Kutipan Teks:
============================================================

SERANG – Kampus Merdeka yang diusung oleh Mendikbud
Nadiem Makariem menimbulkan pro-kontra di institusi Perguruan Tinggi.
Sebagian kampus masih menunggu realisasinya, sebagian mencoba
menerjemakan dan berusaha mengimplementasikan melalui perangkat dan
matakuliah yang relevan.
Farid Ibnu Wahid selaku Ketua Jurusan Pendidikan Bahasa Indonesia
(PBI) Fakultad Keguruan dan Ilmu Pendidikan (FKIP) Universitas Sultan
Ageng Tirtayasa (Untirta) menjelaskan bahwa ada beberapa matakuliah yang
cukup relevan untuk menerjemahkan Kampus Merdeka yang berorientasi pada
merdeka belajar bagi mahasiswa tersebut.
”Di Jurusan kami ada matakuliah Pembelajaran Literasi. Ini Matakuliah
baru yang merespons fenomena di masyarakat. Harapannya matakuliah ini
bisa mengajak mahasiswa untuk memahami realitas perkembangan literasi di
Indonesia baik secara konsep maupun praksis.”Farid juga menjelaskan bahwa matakuliah ini dikembangkan di Jurusan PBI
untuk menjadi bekal bagi mahasiswa yang notabene akan menjadi guru di
kemudian hari. “Silakan Anda searching setiap penelitian yang dilakukan
oleh lembaga terpercaya, bahwa Indonesia selalu berada pada peringkat
terrendah untuk urusan literasi.Terakhir pada tahun 2018, hasil
Programme for International Student Assesment (PISA) yang mengevaluasi
sistem pendidikan dengan mengukur kinerja siswa di pendidikan menengah
di bidang matematika, sains dan Kemampuan Membaca memposisikan Indonesia
di peringkat akhir. Dari 79 negara, Indonesia berada di peringkat ke-74
dengan skor 371. Bandingkan dengan Singapura yang kini berada di posisi
ke-2 dengan skor 549. Melihat kenyataan tersebut, kami sebagai LPTK
harus ikut terlibat dan bertanggungjawab,” ungkapnya.

============================================================

Kutipan Set Data:

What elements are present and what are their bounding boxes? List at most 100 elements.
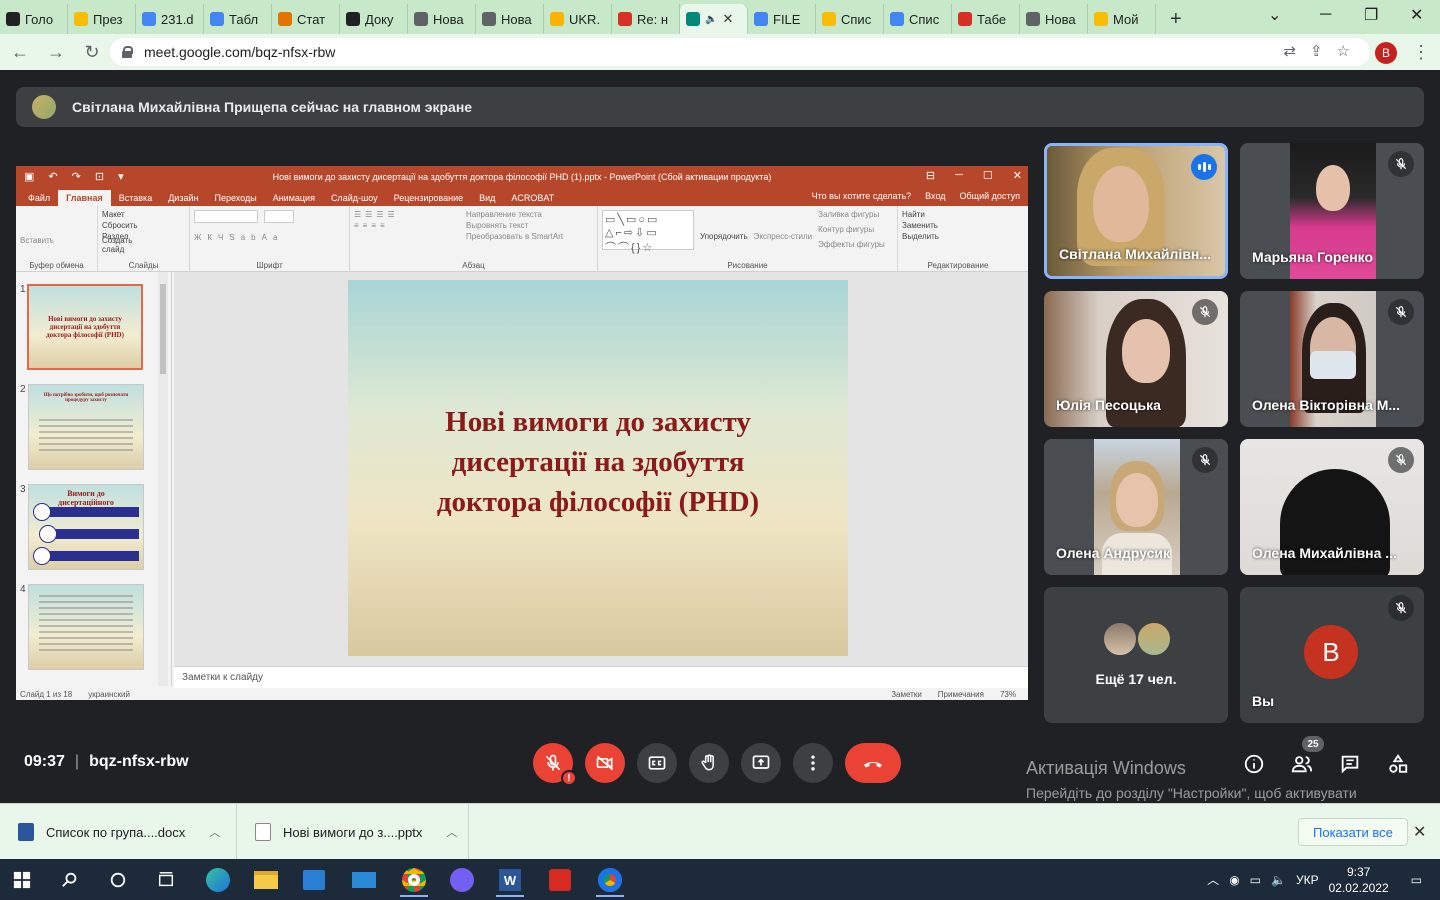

============================================================

Soal dan Tugas:
1. Jawab pertanyaan berikut berdasarkan teks tentang Kampus Merdeka.
(a) Siapa yang mengusung Kampus Merdeka, dan apa jabatannya?
(b) Apa nama matakuliah baru di Jurusan PBI yang disebut Farid Ibnu Wahid?
(c) Pada hasil PISA tahun 2018, di peringkat berapa Indonesia berada, dari berapa negara, dan dengan skor berapa?
2. Salin dengan persis bagian teks tentang Kampus Merdeka, mulai dari kata-kata "Sebagian kampus masih", lalu berhenti setelah kata-kata "bagi mahasiswa tersebut.".

Hasil:
1.
(a) Nadiem Makariem, selaku Mendikbud.
(b) Pembelajaran Literasi.
(c) Peringkat ke-74 dari 79 negara, dengan skor 371.

2.
Sebagian kampus masih menunggu realisasinya, sebagian mencoba
menerjemakan dan berusaha mengimplementasikan melalui perangkat dan
matakuliah yang relevan.
Farid Ibnu Wahid selaku Ketua Jurusan Pendidikan Bahasa Indonesia
(PBI) Fakultad Keguruan dan Ilmu Pendidikan (FKIP) Universitas Sultan
Ageng Tirtayasa (Untirta) menjelaskan bahwa ada beberapa matakuliah yang
cukup relevan untuk menerjemahkan Kampus Merdeka yang berorientasi pada
merdeka belajar bagi mahasiswa tersebut.